#### Written request
Render the following material again verbatim, leaving nothing out.

#### Data entries
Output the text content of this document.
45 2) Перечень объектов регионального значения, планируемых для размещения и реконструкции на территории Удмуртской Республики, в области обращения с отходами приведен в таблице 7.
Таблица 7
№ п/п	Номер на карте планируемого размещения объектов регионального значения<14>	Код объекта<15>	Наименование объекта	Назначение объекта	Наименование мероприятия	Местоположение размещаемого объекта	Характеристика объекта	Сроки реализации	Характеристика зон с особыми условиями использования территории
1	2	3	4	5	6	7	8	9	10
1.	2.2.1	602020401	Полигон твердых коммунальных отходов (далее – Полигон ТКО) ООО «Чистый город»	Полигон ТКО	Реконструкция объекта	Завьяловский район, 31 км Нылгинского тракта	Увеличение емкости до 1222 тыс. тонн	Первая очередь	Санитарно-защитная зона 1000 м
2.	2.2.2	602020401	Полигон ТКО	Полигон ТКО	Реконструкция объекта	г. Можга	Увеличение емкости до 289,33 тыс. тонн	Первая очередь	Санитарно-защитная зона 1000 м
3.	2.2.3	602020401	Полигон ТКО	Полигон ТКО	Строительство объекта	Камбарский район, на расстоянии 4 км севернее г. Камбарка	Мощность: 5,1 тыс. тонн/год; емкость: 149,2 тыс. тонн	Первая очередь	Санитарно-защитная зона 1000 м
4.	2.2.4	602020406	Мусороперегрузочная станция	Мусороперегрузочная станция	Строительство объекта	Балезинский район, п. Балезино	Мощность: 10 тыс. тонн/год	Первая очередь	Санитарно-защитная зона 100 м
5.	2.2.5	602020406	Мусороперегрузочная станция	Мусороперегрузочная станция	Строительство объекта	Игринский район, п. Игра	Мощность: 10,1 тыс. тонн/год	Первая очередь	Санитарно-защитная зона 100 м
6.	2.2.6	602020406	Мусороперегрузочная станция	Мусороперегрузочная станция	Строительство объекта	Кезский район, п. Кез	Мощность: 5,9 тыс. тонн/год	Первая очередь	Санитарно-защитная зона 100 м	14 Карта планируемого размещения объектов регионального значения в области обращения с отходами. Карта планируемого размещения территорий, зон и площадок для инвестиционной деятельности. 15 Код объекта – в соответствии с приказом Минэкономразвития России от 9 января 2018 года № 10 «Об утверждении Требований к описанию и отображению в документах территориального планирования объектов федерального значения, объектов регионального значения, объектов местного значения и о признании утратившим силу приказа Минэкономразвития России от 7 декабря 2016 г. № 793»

#### Completed task
Output the text content of this document.
45 2) Перечень объектов регионального значения, планируемых для размещения и реконструкции на территории Удмуртской Республики, в области обращения с отходами приведен в таблице 7.
Таблица 7
№ п/п	Номер на карте планируемого размещения объектов регионального значения<14>	Код объекта<15>	Наименование объекта	Назначение объекта	Наименование мероприятия	Местоположение размещаемого объекта	Характеристика объекта	Сроки реализации	Характеристика зон с особыми условиями использования территории
1	2	3	4	5	6	7	8	9	10
1.	2.2.1	602020401	Полигон твердых коммунальных отходов (далее – Полигон ТКО) ООО «Чистый город»	Полигон ТКО	Реконструкция объекта	Завьяловский район, 31 км Нылгинского тракта	Увеличение емкости до 1222 тыс. тонн	Первая очередь	Санитарно-защитная зона 1000 м
2.	2.2.2	602020401	Полигон ТКО	Полигон ТКО	Реконструкция объекта	г. Можга	Увеличение емкости до 289,33 тыс. тонн	Первая очередь	Санитарно-защитная зона 1000 м
3.	2.2.3	602020401	Полигон ТКО	Полигон ТКО	Строительство объекта	Камбарский район, на расстоянии 4 км севернее г. Камбарка	Мощность: 5,1 тыс. тонн/год; емкость: 149,2 тыс. тонн	Первая очередь	Санитарно-защитная зона 1000 м
4.	2.2.4	602020406	Мусороперегрузочная станция	Мусороперегрузочная станция	Строительство объекта	Балезинский район, п. Балезино	Мощность: 10 тыс. тонн/год	Первая очередь	Санитарно-защитная зона 100 м
5.	2.2.5	602020406	Мусороперегрузочная станция	Мусороперегрузочная станция	Строительство объекта	Игринский район, п. Игра	Мощность: 10,1 тыс. тонн/год	Первая очередь	Санитарно-защитная зона 100 м
6.	2.2.6	602020406	Мусороперегрузочная станция	Мусороперегрузочная станция	Строительство объекта	Кезский район, п. Кез	Мощность: 5,9 тыс. тонн/год	Первая очередь	Санитарно-защитная зона 100 м	14 Карта планируемого размещения объектов регионального значения в области обращения с отходами. Карта планируемого размещения территорий, зон и площадок для инвестиционной деятельности. 15 Код объекта – в соответствии с приказом Минэкономразвития России от 9 января 2018 года № 10 «Об утверждении Требований к описанию и отображению в документах территориального планирования объектов федерального значения, объектов регионального значения, объектов местного значения и о признании утратившим силу приказа Минэкономразвития России от 7 декабря 2016 г. № 793»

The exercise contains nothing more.